At work we deal a lot with PDFs, both press quality and low-quality for viewing on screen. Over time I’ve automated a fair amount of the creation for both types, but one thing that I haven’t yet done is automate file-size reductions for the low-quality PDFs.

(We still use InDesign CS4 at work, so bear in mind that some or all of the below may not apply to more recent versions.)

It’s interesting to look at exactly what is making the files large enough to require slimming down in the first place. All our low-quality PDFs are exported from InDesign with the built-in “Smallest file size” preset, but the sizes are usually around 700kB for single tabloid-sized, image-sparse pages.

A low-quality image of a Morning Star arts page.

Let’s take Tuesday’s arts page as our example. It’s pretty basic: two small images and a medium-sized one, two drop shadows, one transparency and a fair amount of text. (That line of undermatter in the lead article was corrected before we went to print.)

But exporting using InDesign’s lowest-quality PDF preset creates a 715kB file. The images are small and rendered at a low DPI, so they’re not inflating the file.

## Assignment
Answer these questions about the passage on reducing PDF file sizes:
1. Which version of InDesign is still used at work?
2. Which built-in preset is used to export the low-quality PDFs?
3. How large is the file created when Tuesday's arts page is exported with the lowest-quality preset?
The material placed after this point comes from a separate, unrelated source.

## Entries shown
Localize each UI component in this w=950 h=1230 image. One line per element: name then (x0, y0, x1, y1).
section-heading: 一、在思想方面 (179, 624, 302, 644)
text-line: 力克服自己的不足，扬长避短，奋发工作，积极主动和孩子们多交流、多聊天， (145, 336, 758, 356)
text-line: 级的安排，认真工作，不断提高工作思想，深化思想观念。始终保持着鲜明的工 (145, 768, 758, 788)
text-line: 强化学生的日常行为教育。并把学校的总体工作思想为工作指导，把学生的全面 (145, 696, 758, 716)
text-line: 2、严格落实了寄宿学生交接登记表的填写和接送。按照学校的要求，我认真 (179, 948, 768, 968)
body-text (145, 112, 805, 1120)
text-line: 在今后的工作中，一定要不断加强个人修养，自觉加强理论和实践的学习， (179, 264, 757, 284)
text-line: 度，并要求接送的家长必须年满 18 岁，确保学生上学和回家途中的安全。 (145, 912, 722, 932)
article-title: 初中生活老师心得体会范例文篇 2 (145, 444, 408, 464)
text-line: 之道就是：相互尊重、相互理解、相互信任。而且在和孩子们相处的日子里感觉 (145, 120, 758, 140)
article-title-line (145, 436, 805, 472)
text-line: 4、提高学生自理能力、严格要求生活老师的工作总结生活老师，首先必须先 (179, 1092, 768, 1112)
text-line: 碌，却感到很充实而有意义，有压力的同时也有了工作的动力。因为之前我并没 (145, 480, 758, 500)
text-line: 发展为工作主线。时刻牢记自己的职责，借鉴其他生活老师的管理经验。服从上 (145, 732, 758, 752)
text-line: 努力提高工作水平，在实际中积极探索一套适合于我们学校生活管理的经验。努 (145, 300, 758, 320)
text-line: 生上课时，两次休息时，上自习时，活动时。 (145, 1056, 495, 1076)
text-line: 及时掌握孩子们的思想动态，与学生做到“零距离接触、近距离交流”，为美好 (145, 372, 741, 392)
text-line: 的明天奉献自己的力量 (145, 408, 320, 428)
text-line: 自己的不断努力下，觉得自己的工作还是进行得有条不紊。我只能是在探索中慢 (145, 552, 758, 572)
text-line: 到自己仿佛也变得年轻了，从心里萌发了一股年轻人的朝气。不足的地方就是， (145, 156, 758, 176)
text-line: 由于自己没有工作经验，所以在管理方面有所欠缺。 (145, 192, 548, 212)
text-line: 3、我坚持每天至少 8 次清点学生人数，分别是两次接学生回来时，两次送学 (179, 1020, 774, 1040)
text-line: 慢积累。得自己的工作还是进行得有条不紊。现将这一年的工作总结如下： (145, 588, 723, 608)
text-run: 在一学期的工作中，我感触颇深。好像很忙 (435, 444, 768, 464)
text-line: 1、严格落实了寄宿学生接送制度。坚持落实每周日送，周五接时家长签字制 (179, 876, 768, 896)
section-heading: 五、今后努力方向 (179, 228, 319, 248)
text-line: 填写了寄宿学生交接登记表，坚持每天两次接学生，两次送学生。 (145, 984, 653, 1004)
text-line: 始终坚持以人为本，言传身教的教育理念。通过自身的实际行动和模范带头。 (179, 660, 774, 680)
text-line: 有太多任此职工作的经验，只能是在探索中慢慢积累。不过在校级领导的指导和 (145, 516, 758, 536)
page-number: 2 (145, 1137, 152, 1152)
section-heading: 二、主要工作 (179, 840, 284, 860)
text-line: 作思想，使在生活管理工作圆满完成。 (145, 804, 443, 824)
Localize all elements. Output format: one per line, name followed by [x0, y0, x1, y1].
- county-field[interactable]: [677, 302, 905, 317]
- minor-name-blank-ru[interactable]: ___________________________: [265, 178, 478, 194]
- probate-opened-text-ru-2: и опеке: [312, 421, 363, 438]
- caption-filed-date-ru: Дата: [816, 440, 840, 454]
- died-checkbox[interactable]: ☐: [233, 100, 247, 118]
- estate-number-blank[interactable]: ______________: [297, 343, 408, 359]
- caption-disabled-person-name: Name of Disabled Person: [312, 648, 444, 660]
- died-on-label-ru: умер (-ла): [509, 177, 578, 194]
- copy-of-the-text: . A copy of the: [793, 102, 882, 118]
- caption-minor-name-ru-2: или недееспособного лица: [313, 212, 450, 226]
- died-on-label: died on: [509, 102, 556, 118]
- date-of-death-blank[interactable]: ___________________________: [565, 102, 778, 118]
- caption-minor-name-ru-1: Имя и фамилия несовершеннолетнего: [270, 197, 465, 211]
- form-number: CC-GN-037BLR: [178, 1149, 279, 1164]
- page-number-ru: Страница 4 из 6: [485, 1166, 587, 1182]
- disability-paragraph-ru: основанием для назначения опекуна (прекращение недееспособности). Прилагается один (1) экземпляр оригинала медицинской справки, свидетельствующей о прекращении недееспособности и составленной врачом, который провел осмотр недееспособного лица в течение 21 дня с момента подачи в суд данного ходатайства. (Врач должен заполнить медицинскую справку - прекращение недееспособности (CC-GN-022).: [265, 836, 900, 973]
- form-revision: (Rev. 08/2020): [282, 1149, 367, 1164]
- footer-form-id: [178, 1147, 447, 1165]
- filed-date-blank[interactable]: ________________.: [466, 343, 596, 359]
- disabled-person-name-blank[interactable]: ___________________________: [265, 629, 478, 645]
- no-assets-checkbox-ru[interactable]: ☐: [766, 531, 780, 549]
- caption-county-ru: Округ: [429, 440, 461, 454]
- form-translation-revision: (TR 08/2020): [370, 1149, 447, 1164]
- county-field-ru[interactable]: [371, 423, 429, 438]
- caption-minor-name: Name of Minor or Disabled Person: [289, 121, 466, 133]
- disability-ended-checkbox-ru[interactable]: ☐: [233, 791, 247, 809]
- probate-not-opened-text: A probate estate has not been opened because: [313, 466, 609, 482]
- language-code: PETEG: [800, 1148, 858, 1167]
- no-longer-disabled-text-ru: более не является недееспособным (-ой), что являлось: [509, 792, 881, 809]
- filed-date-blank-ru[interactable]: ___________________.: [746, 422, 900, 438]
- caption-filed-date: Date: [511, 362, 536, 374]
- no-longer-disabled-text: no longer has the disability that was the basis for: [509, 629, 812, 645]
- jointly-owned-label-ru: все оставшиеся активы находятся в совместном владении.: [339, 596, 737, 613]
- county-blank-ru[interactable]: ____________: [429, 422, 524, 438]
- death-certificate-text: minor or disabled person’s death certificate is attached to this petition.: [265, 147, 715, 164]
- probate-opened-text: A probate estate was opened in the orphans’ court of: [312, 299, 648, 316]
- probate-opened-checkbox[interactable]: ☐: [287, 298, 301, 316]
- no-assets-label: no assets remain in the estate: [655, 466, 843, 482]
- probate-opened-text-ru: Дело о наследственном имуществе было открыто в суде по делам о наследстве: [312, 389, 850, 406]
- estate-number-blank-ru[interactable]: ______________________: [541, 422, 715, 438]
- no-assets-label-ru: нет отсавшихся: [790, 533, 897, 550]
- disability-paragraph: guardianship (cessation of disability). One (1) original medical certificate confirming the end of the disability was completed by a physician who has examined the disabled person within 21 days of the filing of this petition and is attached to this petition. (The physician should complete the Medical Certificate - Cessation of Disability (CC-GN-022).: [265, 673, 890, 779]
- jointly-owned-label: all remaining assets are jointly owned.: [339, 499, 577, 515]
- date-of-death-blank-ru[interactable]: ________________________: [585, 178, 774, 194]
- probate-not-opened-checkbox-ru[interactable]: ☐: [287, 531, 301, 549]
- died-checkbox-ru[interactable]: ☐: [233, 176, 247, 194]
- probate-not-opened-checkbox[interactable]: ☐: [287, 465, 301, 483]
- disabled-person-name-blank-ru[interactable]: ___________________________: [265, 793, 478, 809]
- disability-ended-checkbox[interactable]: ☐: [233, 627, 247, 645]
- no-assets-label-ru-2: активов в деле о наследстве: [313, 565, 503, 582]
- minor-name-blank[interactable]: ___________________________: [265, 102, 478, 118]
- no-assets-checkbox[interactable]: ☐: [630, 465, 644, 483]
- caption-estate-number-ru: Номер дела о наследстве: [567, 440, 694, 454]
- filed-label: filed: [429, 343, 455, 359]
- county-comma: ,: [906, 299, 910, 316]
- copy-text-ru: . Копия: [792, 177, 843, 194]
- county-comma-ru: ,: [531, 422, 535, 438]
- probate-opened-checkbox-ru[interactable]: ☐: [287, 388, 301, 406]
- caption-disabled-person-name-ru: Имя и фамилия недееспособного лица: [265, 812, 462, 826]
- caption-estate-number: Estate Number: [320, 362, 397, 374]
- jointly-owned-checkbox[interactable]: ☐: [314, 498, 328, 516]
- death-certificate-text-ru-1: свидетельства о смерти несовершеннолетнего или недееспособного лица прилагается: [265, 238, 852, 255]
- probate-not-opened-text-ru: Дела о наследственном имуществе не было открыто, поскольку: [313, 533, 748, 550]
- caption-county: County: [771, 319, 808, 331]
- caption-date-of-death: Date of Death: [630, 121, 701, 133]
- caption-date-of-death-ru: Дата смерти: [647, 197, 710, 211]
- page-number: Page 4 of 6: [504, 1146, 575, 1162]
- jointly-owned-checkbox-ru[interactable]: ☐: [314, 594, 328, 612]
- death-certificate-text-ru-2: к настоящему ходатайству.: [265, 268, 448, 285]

## Your solution
1. InDesign CS4.
2. The "Smallest file size" preset.
3. 715kB.